Find the lines with the string "electrones" and return them.

(Excerpt from a dataset)
## START

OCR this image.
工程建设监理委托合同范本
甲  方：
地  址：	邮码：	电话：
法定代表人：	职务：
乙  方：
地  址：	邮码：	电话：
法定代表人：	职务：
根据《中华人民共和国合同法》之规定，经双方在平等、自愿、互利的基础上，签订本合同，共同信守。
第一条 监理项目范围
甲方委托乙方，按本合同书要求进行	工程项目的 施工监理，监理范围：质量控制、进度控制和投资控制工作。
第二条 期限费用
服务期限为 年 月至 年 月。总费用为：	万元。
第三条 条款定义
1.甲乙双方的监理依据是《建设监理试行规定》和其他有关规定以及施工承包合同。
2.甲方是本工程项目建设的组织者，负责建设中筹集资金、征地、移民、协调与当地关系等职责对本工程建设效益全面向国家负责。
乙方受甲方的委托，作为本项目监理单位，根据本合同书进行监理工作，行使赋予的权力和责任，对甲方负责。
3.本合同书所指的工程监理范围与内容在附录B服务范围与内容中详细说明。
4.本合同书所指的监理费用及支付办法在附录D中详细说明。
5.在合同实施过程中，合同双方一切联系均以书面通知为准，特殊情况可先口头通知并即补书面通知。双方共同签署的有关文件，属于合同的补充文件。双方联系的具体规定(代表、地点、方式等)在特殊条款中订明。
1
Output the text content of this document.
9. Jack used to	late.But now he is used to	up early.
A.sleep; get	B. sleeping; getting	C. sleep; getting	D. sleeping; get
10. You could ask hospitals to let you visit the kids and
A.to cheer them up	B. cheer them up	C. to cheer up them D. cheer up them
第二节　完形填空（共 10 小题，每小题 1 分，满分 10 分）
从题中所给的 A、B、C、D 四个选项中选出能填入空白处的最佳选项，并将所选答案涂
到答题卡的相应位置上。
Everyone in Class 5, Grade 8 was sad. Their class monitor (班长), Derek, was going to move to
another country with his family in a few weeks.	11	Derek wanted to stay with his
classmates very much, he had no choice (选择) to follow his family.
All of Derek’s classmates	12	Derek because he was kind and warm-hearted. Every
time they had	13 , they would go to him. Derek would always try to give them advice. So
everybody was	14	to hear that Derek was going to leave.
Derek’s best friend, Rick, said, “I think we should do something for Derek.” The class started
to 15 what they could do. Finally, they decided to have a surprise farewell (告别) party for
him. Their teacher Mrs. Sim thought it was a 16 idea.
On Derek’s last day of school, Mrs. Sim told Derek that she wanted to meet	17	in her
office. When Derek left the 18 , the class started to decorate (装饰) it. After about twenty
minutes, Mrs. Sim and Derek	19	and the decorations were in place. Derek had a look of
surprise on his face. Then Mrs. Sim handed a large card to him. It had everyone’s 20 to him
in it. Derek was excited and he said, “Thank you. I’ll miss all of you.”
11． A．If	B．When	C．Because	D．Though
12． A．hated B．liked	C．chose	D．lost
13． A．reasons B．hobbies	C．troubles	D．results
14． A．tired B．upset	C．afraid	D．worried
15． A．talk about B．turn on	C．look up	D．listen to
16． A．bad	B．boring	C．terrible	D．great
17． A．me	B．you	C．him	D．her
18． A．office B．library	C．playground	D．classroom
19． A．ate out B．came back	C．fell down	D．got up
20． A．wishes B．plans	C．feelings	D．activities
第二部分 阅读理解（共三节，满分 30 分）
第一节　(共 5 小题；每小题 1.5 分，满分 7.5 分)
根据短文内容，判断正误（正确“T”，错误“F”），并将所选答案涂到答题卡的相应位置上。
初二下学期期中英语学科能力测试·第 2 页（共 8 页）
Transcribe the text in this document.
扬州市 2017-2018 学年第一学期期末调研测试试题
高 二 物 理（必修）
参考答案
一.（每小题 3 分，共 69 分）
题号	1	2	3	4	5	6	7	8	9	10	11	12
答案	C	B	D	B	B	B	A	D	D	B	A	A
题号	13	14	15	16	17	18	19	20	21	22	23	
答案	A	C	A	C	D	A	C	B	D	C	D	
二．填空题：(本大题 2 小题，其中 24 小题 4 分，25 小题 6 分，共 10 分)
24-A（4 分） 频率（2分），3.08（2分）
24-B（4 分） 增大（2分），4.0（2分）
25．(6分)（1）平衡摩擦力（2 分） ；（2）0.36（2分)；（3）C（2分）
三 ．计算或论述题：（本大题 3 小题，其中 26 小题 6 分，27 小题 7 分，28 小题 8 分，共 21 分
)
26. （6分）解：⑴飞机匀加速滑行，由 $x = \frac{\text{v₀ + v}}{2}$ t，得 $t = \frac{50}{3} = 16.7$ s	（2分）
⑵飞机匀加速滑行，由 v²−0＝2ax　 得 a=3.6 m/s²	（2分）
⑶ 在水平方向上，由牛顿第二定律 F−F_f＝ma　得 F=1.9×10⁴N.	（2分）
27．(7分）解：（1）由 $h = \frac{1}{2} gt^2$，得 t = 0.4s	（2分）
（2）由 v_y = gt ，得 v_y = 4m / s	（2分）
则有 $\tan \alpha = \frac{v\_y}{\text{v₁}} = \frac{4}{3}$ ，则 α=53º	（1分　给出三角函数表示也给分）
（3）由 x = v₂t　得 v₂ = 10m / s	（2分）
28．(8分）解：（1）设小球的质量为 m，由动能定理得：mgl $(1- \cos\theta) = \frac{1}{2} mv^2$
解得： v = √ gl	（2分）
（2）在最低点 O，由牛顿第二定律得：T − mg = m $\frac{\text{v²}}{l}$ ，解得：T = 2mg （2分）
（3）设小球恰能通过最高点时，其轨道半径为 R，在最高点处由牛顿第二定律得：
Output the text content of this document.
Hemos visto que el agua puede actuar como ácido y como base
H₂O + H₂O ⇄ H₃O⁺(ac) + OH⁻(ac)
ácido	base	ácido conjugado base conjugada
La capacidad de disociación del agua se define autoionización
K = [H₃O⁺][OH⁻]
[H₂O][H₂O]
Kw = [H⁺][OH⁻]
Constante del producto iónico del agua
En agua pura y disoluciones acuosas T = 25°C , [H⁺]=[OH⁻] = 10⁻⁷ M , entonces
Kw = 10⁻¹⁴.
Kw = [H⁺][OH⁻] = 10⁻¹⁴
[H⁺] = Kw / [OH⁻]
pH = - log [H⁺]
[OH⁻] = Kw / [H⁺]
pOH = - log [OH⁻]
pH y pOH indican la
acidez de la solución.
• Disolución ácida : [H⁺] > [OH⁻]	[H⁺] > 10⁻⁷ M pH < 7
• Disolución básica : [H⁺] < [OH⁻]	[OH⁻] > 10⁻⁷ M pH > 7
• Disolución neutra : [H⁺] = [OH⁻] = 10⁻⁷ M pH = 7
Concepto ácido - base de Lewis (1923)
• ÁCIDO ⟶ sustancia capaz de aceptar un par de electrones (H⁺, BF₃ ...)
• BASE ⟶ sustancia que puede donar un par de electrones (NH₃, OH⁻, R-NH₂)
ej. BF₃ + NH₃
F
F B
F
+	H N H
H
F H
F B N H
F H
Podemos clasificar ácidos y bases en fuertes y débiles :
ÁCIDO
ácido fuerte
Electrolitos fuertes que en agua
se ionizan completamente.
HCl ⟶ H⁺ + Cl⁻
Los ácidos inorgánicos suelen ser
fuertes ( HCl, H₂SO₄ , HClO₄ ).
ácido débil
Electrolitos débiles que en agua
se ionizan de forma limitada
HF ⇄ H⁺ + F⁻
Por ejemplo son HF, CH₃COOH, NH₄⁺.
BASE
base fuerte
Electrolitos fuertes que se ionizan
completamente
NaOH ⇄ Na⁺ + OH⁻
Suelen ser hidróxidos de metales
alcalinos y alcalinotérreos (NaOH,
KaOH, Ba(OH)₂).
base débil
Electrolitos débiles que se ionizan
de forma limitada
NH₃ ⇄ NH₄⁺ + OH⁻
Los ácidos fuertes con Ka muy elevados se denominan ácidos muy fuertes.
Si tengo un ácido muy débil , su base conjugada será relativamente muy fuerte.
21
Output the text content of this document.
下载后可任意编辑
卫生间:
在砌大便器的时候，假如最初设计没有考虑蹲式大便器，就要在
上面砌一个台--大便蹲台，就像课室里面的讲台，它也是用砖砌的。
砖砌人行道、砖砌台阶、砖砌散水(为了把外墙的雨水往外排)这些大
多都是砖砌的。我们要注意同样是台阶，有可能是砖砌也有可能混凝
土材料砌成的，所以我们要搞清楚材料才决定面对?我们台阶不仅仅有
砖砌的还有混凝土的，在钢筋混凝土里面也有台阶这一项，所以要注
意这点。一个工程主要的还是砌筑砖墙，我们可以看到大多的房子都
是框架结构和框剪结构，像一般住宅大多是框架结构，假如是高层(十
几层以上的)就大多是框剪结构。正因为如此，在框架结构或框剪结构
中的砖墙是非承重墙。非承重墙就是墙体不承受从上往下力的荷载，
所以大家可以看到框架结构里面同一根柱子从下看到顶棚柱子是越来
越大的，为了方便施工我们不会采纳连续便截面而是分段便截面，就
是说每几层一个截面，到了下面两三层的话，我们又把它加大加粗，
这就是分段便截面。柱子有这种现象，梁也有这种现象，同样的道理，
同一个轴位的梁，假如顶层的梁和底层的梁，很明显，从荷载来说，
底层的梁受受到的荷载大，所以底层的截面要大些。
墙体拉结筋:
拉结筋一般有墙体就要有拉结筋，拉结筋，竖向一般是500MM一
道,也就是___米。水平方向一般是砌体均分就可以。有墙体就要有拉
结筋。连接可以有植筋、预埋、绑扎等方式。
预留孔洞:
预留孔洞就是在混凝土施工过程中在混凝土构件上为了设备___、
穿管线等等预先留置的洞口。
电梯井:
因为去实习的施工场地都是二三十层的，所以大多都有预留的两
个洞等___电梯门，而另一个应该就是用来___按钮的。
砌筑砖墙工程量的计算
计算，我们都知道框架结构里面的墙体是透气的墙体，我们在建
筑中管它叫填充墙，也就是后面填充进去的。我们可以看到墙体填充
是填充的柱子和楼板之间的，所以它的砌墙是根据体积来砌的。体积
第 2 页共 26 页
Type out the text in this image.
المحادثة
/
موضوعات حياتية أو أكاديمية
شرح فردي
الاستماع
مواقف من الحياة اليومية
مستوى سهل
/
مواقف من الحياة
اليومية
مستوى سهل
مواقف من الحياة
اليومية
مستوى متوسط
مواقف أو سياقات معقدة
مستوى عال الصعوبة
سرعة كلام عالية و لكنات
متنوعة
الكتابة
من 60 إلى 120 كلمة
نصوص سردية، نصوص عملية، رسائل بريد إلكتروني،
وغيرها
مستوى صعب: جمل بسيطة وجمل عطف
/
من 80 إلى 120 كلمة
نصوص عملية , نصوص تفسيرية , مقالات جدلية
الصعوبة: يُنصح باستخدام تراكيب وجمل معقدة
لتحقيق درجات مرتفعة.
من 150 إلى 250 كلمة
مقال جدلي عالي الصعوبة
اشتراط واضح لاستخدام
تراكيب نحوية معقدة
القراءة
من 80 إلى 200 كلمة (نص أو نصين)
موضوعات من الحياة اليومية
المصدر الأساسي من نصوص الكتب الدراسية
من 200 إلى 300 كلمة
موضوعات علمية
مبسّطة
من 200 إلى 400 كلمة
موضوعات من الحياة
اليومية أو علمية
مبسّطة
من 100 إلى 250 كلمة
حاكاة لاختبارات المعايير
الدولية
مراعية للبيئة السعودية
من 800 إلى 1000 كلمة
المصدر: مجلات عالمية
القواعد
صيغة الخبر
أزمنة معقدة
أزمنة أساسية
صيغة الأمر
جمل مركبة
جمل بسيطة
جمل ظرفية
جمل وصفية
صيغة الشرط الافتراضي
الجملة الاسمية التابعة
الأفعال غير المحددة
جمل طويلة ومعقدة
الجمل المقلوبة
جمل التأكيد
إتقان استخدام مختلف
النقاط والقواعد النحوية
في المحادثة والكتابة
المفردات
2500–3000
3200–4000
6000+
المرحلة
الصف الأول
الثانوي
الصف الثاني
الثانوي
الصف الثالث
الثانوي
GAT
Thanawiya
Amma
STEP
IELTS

## END

:: TASK RESPONSE ::
• ÁCIDO ⟶ sustancia capaz de aceptar un par de electrones (H⁺, BF₃ ...)
• BASE ⟶ sustancia que puede donar un par de electrones (NH₃, OH⁻, R-NH₂)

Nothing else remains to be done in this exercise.